What you will do >> Your task is to print all of the material verbatim.
►
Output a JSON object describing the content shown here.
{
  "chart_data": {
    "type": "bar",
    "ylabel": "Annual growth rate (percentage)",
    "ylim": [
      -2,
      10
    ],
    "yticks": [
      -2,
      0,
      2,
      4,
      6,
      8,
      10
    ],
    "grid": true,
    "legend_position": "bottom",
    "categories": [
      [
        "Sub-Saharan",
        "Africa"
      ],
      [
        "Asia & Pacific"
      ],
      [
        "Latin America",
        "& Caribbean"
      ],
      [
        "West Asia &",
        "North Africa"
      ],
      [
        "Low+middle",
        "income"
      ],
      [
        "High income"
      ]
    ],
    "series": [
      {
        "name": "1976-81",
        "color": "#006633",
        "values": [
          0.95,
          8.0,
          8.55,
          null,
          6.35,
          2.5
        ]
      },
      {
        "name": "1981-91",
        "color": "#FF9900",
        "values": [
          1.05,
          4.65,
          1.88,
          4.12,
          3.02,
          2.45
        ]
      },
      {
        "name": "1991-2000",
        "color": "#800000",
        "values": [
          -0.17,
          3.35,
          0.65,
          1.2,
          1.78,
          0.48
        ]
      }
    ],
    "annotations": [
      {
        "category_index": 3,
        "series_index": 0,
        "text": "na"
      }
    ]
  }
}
◄
Result >>
Output a JSON object describing the content shown here.
{
  "chart_data": {
    "type": "bar",
    "ylabel": "Annual growth rate (percentage)",
    "ylim": [
      -2,
      10
    ],
    "yticks": [
      -2,
      0,
      2,
      4,
      6,
      8,
      10
    ],
    "grid": true,
    "legend_position": "bottom",
    "categories": [
      [
        "Sub-Saharan",
        "Africa"
      ],
      [
        "Asia & Pacific"
      ],
      [
        "Latin America",
        "& Caribbean"
      ],
      [
        "West Asia &",
        "North Africa"
      ],
      [
        "Low+middle",
        "income"
      ],
      [
        "High income"
      ]
    ],
    "series": [
      {
        "name": "1976-81",
        "color": "#006633",
        "values": [
          0.95,
          8.0,
          8.55,
          null,
          6.35,
          2.5
        ]
      },
      {
        "name": "1981-91",
        "color": "#FF9900",
        "values": [
          1.05,
          4.65,
          1.88,
          4.12,
          3.02,
          2.45
        ]
      },
      {
        "name": "1991-2000",
        "color": "#800000",
        "values": [
          -0.17,
          3.35,
          0.65,
          1.2,
          1.78,
          0.48
        ]
      }
    ],
    "annotations": [
      {
        "category_index": 3,
        "series_index": 0,
        "text": "na"
      }
    ]
  }
}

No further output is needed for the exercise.